Rows from a figure dataset:
::::::
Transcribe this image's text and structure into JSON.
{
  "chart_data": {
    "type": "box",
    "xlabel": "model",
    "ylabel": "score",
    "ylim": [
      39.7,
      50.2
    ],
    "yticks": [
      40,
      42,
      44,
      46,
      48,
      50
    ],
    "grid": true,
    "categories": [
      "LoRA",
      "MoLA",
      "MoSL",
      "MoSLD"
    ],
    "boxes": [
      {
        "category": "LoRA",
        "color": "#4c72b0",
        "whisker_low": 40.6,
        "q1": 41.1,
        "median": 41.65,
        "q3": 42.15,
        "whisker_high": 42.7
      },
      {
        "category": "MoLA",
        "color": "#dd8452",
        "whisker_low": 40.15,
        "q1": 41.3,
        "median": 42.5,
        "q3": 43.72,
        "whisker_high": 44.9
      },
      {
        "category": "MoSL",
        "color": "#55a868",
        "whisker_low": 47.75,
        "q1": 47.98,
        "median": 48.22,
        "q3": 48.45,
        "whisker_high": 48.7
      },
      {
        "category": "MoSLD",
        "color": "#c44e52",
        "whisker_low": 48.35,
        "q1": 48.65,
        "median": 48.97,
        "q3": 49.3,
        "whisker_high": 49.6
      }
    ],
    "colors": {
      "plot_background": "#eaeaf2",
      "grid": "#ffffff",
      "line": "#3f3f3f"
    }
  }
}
::::::
*PROBLEM:* Take the entries and copy them out exactly.

*TASK RESULT:*
Transcribe this image's text and structure into JSON.
{
  "chart_data": {
    "type": "box",
    "xlabel": "model",
    "ylabel": "score",
    "ylim": [
      39.7,
      50.2
    ],
    "yticks": [
      40,
      42,
      44,
      46,
      48,
      50
    ],
    "grid": true,
    "categories": [
      "LoRA",
      "MoLA",
      "MoSL",
      "MoSLD"
    ],
    "boxes": [
      {
        "category": "LoRA",
        "color": "#4c72b0",
        "whisker_low": 40.6,
        "q1": 41.1,
        "median": 41.65,
        "q3": 42.15,
        "whisker_high": 42.7
      },
      {
        "category": "MoLA",
        "color": "#dd8452",
        "whisker_low": 40.15,
        "q1": 41.3,
        "median": 42.5,
        "q3": 43.72,
        "whisker_high": 44.9
      },
      {
        "category": "MoSL",
        "color": "#55a868",
        "whisker_low": 47.75,
        "q1": 47.98,
        "median": 48.22,
        "q3": 48.45,
        "whisker_high": 48.7
      },
      {
        "category": "MoSLD",
        "color": "#c44e52",
        "whisker_low": 48.35,
        "q1": 48.65,
        "median": 48.97,
        "q3": 49.3,
        "whisker_high": 49.6
      }
    ],
    "colors": {
      "plot_background": "#eaeaf2",
      "grid": "#ffffff",
      "line": "#3f3f3f"
    }
  }
}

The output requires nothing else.